## TASK TO CARRY OUT
Reproduce all of the data exactly, with no line skipped.

_ _ _ _ _

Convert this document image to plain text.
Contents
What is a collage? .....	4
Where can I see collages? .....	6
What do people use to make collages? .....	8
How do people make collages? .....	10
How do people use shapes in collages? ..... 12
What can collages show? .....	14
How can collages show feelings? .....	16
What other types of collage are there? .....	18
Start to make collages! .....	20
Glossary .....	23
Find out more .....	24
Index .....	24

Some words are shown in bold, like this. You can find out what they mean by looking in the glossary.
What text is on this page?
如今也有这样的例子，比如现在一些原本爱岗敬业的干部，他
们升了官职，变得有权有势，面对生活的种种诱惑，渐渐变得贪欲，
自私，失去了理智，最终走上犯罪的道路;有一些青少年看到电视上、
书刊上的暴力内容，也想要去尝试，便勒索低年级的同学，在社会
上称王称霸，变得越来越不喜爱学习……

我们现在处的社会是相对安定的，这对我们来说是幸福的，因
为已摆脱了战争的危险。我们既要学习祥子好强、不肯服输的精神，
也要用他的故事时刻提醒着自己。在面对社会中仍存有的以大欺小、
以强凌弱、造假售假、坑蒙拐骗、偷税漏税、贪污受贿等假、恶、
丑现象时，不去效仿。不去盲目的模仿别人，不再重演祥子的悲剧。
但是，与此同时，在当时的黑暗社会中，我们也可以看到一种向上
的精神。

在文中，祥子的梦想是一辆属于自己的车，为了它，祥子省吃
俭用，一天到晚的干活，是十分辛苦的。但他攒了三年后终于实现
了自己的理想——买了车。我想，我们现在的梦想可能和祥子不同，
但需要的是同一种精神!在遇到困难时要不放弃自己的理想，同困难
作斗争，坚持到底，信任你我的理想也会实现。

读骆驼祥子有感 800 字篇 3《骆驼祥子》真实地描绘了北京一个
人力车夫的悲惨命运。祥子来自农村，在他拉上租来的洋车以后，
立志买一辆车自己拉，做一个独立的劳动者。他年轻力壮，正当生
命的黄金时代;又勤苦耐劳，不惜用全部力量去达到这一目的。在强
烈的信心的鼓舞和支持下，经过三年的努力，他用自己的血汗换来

_ _ _ _ _

## ANSWER
Convert this document image to plain text.
Contents
What is a collage? .....	4
Where can I see collages? .....	6
What do people use to make collages? .....	8
How do people make collages? .....	10
How do people use shapes in collages? ..... 12
What can collages show? .....	14
How can collages show feelings? .....	16
What other types of collage are there? .....	18
Start to make collages! .....	20
Glossary .....	23
Find out more .....	24
Index .....	24

Some words are shown in bold, like this. You can find out what they mean by looking in the glossary.
What text is on this page?
如今也有这样的例子，比如现在一些原本爱岗敬业的干部，他
们升了官职，变得有权有势，面对生活的种种诱惑，渐渐变得贪欲，
自私，失去了理智，最终走上犯罪的道路;有一些青少年看到电视上、
书刊上的暴力内容，也想要去尝试，便勒索低年级的同学，在社会
上称王称霸，变得越来越不喜爱学习……

我们现在处的社会是相对安定的，这对我们来说是幸福的，因
为已摆脱了战争的危险。我们既要学习祥子好强、不肯服输的精神，
也要用他的故事时刻提醒着自己。在面对社会中仍存有的以大欺小、
以强凌弱、造假售假、坑蒙拐骗、偷税漏税、贪污受贿等假、恶、
丑现象时，不去效仿。不去盲目的模仿别人，不再重演祥子的悲剧。
但是，与此同时，在当时的黑暗社会中，我们也可以看到一种向上
的精神。

在文中，祥子的梦想是一辆属于自己的车，为了它，祥子省吃
俭用，一天到晚的干活，是十分辛苦的。但他攒了三年后终于实现
了自己的理想——买了车。我想，我们现在的梦想可能和祥子不同，
但需要的是同一种精神!在遇到困难时要不放弃自己的理想，同困难
作斗争，坚持到底，信任你我的理想也会实现。

读骆驼祥子有感 800 字篇 3《骆驼祥子》真实地描绘了北京一个
人力车夫的悲惨命运。祥子来自农村，在他拉上租来的洋车以后，
立志买一辆车自己拉，做一个独立的劳动者。他年轻力壮，正当生
命的黄金时代;又勤苦耐劳，不惜用全部力量去达到这一目的。在强
烈的信心的鼓舞和支持下，经过三年的努力，他用自己的血汗换来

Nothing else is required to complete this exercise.